◆ Exercise requirements
Select all lines with the string "pourquoi" in them, and copy those lines.

◆ Dataset entries
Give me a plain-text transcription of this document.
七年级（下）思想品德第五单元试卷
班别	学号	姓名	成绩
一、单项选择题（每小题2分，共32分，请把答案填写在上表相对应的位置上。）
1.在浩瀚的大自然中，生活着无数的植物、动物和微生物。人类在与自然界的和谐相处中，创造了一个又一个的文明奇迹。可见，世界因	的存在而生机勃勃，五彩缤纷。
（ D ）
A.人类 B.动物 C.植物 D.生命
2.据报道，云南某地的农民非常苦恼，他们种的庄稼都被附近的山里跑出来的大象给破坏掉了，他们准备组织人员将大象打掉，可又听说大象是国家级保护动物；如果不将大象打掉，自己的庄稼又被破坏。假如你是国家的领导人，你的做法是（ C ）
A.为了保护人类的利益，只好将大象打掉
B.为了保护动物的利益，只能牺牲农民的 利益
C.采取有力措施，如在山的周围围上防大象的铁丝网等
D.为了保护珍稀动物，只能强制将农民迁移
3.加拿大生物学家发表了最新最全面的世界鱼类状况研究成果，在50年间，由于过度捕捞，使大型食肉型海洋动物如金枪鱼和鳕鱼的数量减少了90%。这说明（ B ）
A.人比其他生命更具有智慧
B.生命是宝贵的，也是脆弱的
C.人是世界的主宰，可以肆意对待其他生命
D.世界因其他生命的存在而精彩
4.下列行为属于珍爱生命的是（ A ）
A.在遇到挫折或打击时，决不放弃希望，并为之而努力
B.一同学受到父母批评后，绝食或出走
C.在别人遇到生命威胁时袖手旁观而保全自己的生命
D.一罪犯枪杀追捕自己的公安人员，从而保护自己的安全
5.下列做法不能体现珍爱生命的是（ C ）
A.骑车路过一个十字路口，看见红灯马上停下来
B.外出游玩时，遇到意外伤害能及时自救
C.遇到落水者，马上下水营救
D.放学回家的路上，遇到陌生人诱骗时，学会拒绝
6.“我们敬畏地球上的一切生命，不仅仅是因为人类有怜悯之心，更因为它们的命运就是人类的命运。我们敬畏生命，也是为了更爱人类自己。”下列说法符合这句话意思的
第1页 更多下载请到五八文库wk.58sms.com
...
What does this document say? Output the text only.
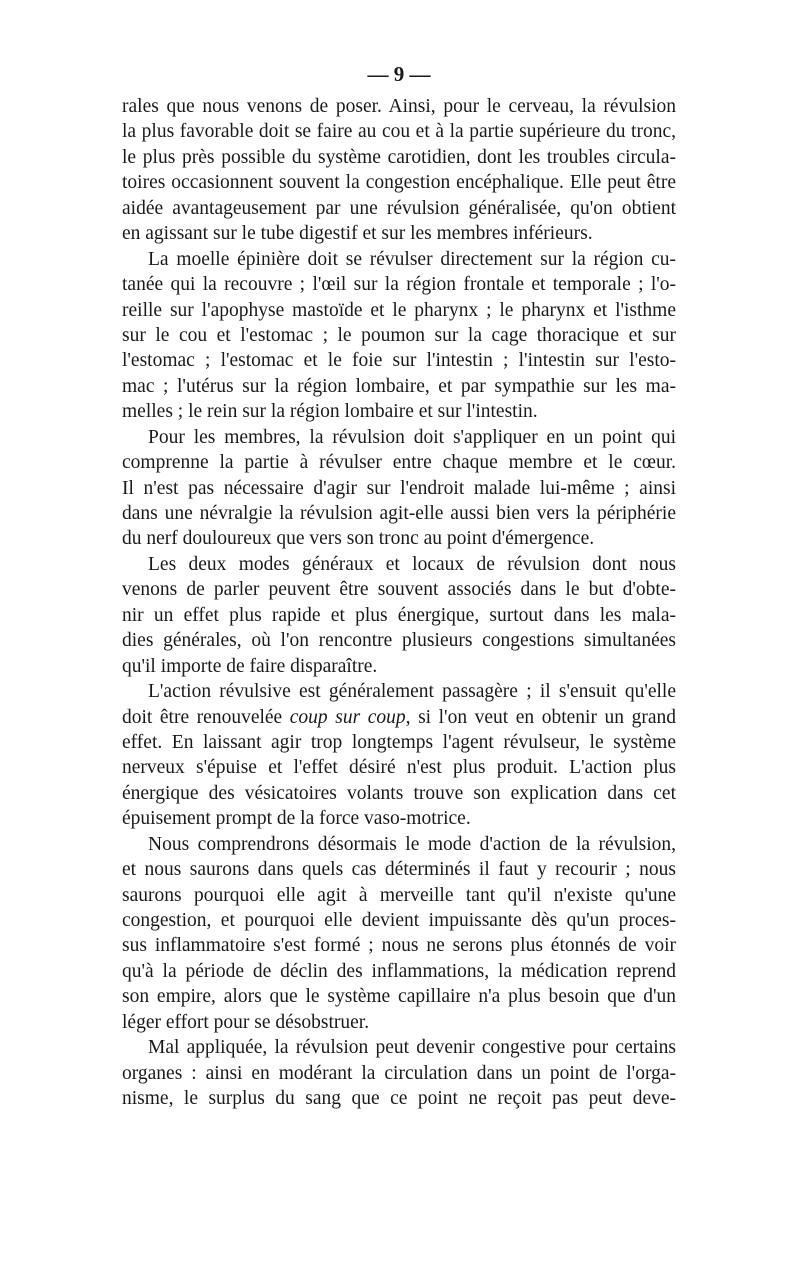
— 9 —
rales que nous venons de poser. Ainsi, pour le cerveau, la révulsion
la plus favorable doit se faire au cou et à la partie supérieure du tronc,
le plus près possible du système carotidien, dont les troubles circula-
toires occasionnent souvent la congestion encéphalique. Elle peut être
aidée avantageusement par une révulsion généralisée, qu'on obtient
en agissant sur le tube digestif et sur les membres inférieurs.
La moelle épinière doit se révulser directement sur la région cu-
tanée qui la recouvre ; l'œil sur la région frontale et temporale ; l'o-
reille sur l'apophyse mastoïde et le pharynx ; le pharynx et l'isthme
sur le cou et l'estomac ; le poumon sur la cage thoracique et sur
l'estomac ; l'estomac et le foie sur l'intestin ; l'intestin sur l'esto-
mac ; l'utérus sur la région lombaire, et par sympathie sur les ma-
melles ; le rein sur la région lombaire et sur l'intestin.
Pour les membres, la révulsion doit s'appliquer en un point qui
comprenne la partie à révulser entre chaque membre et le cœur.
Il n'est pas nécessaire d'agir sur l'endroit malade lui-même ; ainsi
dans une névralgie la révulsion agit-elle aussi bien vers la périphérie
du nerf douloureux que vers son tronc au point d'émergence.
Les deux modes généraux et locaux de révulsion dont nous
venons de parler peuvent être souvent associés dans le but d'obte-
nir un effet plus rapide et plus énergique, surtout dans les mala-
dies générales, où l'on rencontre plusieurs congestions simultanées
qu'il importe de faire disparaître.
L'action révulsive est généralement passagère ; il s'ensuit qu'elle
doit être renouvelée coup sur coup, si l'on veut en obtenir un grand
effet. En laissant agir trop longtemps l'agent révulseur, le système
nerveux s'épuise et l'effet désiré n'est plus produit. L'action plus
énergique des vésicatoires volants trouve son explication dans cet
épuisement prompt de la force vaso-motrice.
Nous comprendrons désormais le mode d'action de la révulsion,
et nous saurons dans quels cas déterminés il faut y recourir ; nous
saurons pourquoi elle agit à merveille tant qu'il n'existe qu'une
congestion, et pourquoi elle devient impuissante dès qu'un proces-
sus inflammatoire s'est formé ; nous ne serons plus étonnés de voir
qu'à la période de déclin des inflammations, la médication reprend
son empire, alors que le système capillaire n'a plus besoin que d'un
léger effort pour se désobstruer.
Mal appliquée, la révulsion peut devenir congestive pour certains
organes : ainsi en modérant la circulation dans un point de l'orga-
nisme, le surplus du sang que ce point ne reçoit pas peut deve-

◆ Finished answer
saurons pourquoi elle agit à merveille tant qu'il n'existe qu'une
congestion, et pourquoi elle devient impuissante dès qu'un proces-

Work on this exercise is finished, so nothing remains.